── MATERIAL SUPPLIED

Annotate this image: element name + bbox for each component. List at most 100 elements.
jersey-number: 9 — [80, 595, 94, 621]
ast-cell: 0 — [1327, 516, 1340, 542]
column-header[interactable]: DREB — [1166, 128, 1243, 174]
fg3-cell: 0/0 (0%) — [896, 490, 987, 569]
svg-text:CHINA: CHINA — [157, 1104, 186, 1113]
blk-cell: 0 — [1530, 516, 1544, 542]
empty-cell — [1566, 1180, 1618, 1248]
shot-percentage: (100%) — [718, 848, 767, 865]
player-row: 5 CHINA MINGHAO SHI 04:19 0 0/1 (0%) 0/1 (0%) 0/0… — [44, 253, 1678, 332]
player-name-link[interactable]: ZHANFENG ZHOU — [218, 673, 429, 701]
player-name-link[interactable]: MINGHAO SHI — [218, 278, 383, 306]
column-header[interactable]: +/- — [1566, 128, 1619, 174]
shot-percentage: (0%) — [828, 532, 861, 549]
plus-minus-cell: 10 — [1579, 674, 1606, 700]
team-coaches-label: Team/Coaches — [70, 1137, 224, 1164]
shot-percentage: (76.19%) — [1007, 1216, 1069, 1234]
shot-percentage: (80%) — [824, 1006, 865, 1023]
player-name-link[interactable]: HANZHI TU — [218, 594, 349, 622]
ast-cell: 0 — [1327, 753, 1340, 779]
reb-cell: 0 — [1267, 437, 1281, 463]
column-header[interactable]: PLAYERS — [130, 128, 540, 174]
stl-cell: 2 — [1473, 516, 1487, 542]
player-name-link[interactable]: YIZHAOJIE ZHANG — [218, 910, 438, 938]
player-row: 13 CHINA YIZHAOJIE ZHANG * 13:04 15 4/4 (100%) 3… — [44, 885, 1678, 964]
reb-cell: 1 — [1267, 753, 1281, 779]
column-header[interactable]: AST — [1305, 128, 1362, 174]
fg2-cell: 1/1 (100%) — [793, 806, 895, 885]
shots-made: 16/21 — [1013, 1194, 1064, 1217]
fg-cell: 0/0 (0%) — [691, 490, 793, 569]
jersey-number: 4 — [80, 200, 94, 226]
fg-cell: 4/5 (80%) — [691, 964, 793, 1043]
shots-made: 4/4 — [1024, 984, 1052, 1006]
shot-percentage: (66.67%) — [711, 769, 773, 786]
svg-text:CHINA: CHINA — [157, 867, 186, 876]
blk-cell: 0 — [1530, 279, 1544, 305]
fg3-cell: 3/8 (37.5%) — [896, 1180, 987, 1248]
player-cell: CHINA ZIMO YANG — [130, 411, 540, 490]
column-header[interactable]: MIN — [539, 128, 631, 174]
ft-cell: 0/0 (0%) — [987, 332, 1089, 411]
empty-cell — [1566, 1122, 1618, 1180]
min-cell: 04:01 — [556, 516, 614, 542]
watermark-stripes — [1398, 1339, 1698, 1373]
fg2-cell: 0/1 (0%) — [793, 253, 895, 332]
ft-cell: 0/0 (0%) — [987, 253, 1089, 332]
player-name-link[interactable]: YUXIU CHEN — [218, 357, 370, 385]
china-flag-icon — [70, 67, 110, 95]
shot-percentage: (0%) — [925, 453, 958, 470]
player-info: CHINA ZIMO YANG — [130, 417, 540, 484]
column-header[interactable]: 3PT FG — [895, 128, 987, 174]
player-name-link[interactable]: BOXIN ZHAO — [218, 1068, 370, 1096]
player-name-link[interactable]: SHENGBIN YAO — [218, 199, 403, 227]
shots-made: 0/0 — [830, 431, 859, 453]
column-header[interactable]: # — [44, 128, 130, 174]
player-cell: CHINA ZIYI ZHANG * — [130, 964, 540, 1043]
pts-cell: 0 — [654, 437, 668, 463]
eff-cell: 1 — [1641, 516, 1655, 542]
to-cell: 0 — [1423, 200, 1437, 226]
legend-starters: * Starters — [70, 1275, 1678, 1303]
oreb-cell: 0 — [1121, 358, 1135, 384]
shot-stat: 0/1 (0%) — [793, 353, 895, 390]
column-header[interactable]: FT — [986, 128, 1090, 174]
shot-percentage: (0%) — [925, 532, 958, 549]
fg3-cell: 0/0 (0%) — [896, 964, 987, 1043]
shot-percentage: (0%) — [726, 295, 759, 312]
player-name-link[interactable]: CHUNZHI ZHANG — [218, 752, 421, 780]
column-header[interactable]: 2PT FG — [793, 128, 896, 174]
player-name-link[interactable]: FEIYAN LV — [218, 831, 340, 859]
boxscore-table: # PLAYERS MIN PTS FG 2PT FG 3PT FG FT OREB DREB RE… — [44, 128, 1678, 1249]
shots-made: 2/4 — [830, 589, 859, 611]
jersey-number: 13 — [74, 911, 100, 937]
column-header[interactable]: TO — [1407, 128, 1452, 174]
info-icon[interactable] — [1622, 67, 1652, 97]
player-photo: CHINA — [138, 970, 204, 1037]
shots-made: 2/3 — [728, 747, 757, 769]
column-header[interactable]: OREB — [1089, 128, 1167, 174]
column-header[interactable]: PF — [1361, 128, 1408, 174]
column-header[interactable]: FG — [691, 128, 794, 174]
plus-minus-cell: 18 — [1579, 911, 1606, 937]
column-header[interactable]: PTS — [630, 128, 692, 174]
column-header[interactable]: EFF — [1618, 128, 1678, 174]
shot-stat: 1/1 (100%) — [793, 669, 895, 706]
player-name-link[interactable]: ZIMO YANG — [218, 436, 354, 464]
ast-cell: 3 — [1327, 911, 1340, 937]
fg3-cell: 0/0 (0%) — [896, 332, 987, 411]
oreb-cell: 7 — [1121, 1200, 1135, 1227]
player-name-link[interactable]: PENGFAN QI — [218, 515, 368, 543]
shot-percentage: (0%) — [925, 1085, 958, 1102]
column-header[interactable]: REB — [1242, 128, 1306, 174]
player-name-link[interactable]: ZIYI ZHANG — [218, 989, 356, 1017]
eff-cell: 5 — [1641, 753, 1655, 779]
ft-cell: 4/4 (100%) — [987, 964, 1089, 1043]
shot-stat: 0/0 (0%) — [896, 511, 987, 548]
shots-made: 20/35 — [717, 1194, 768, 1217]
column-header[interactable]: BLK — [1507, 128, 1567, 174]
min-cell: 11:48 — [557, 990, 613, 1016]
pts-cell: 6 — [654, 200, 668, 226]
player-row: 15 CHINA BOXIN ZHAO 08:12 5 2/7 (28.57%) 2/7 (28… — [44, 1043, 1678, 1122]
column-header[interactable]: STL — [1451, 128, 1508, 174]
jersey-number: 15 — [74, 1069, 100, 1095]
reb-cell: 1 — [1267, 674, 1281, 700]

────

Return all of the material above line for line, without changing a single character.

EXERCISE RESPONSE:
Annotate this image: element name + bbox for each component. List at most 100 elements.
jersey-number: 9 — [80, 595, 94, 621]
ast-cell: 0 — [1327, 516, 1340, 542]
column-header[interactable]: DREB — [1166, 128, 1243, 174]
fg3-cell: 0/0 (0%) — [896, 490, 987, 569]
svg-text:CHINA: CHINA — [157, 1104, 186, 1113]
blk-cell: 0 — [1530, 516, 1544, 542]
empty-cell — [1566, 1180, 1618, 1248]
shot-percentage: (100%) — [718, 848, 767, 865]
player-row: 5 CHINA MINGHAO SHI 04:19 0 0/1 (0%) 0/1 (0%) 0/0… — [44, 253, 1678, 332]
player-name-link[interactable]: ZHANFENG ZHOU — [218, 673, 429, 701]
player-name-link[interactable]: MINGHAO SHI — [218, 278, 383, 306]
column-header[interactable]: +/- — [1566, 128, 1619, 174]
shot-percentage: (0%) — [828, 532, 861, 549]
plus-minus-cell: 10 — [1579, 674, 1606, 700]
team-coaches-label: Team/Coaches — [70, 1137, 224, 1164]
shot-percentage: (76.19%) — [1007, 1216, 1069, 1234]
shot-percentage: (80%) — [824, 1006, 865, 1023]
player-name-link[interactable]: HANZHI TU — [218, 594, 349, 622]
ast-cell: 0 — [1327, 753, 1340, 779]
reb-cell: 0 — [1267, 437, 1281, 463]
column-header[interactable]: PLAYERS — [130, 128, 540, 174]
stl-cell: 2 — [1473, 516, 1487, 542]
player-name-link[interactable]: YIZHAOJIE ZHANG — [218, 910, 438, 938]
player-row: 13 CHINA YIZHAOJIE ZHANG * 13:04 15 4/4 (100%) 3… — [44, 885, 1678, 964]
reb-cell: 1 — [1267, 753, 1281, 779]
column-header[interactable]: AST — [1305, 128, 1362, 174]
fg2-cell: 1/1 (100%) — [793, 806, 895, 885]
shots-made: 16/21 — [1013, 1194, 1064, 1217]
fg-cell: 0/0 (0%) — [691, 490, 793, 569]
jersey-number: 4 — [80, 200, 94, 226]
fg-cell: 4/5 (80%) — [691, 964, 793, 1043]
shots-made: 4/4 — [1024, 984, 1052, 1006]
shot-percentage: (66.67%) — [711, 769, 773, 786]
svg-text:CHINA: CHINA — [157, 867, 186, 876]
blk-cell: 0 — [1530, 279, 1544, 305]
fg3-cell: 3/8 (37.5%) — [896, 1180, 987, 1248]
player-cell: CHINA ZIMO YANG — [130, 411, 540, 490]
column-header[interactable]: MIN — [539, 128, 631, 174]
ft-cell: 0/0 (0%) — [987, 332, 1089, 411]
empty-cell — [1566, 1122, 1618, 1180]
min-cell: 04:01 — [556, 516, 614, 542]
watermark-stripes — [1398, 1339, 1698, 1373]
fg2-cell: 0/1 (0%) — [793, 253, 895, 332]
ft-cell: 0/0 (0%) — [987, 253, 1089, 332]
player-name-link[interactable]: YUXIU CHEN — [218, 357, 370, 385]
china-flag-icon — [70, 67, 110, 95]
shot-percentage: (0%) — [925, 453, 958, 470]
player-info: CHINA ZIMO YANG — [130, 417, 540, 484]
column-header[interactable]: 3PT FG — [895, 128, 987, 174]
player-name-link[interactable]: BOXIN ZHAO — [218, 1068, 370, 1096]
player-name-link[interactable]: SHENGBIN YAO — [218, 199, 403, 227]
shots-made: 0/0 — [830, 431, 859, 453]
column-header[interactable]: # — [44, 128, 130, 174]
player-cell: CHINA ZIYI ZHANG * — [130, 964, 540, 1043]
pts-cell: 0 — [654, 437, 668, 463]
eff-cell: 1 — [1641, 516, 1655, 542]
to-cell: 0 — [1423, 200, 1437, 226]
legend-starters: * Starters — [70, 1275, 1678, 1303]
oreb-cell: 0 — [1121, 358, 1135, 384]
shot-stat: 0/1 (0%) — [793, 353, 895, 390]
column-header[interactable]: FT — [986, 128, 1090, 174]
shot-percentage: (0%) — [925, 532, 958, 549]
fg3-cell: 0/0 (0%) — [896, 964, 987, 1043]
shot-percentage: (0%) — [726, 295, 759, 312]
player-name-link[interactable]: CHUNZHI ZHANG — [218, 752, 421, 780]
column-header[interactable]: 2PT FG — [793, 128, 896, 174]
player-name-link[interactable]: FEIYAN LV — [218, 831, 340, 859]
boxscore-table: # PLAYERS MIN PTS FG 2PT FG 3PT FG FT OREB DREB RE… — [44, 128, 1678, 1249]
shots-made: 2/4 — [830, 589, 859, 611]
jersey-number: 13 — [74, 911, 100, 937]
column-header[interactable]: TO — [1407, 128, 1452, 174]
info-icon[interactable] — [1622, 67, 1652, 97]
player-photo: CHINA — [138, 970, 204, 1037]
shots-made: 2/3 — [728, 747, 757, 769]
column-header[interactable]: OREB — [1089, 128, 1167, 174]
column-header[interactable]: PF — [1361, 128, 1408, 174]
column-header[interactable]: FG — [691, 128, 794, 174]
plus-minus-cell: 18 — [1579, 911, 1606, 937]
column-header[interactable]: PTS — [630, 128, 692, 174]
column-header[interactable]: EFF — [1618, 128, 1678, 174]
shot-stat: 1/1 (100%) — [793, 669, 895, 706]
player-name-link[interactable]: ZIMO YANG — [218, 436, 354, 464]
ast-cell: 3 — [1327, 911, 1340, 937]
fg3-cell: 0/0 (0%) — [896, 332, 987, 411]
oreb-cell: 7 — [1121, 1200, 1135, 1227]
player-name-link[interactable]: PENGFAN QI — [218, 515, 368, 543]
shot-percentage: (0%) — [925, 1085, 958, 1102]
column-header[interactable]: REB — [1242, 128, 1306, 174]
player-name-link[interactable]: ZIYI ZHANG — [218, 989, 356, 1017]
eff-cell: 5 — [1641, 753, 1655, 779]
ft-cell: 4/4 (100%) — [987, 964, 1089, 1043]
shot-stat: 0/0 (0%) — [896, 511, 987, 548]
shots-made: 20/35 — [717, 1194, 768, 1217]
column-header[interactable]: BLK — [1507, 128, 1567, 174]
min-cell: 11:48 — [557, 990, 613, 1016]
pts-cell: 6 — [654, 200, 668, 226]
player-row: 15 CHINA BOXIN ZHAO 08:12 5 2/7 (28.57%) 2/7 (28… — [44, 1043, 1678, 1122]
column-header[interactable]: STL — [1451, 128, 1508, 174]
jersey-number: 15 — [74, 1069, 100, 1095]
reb-cell: 1 — [1267, 674, 1281, 700]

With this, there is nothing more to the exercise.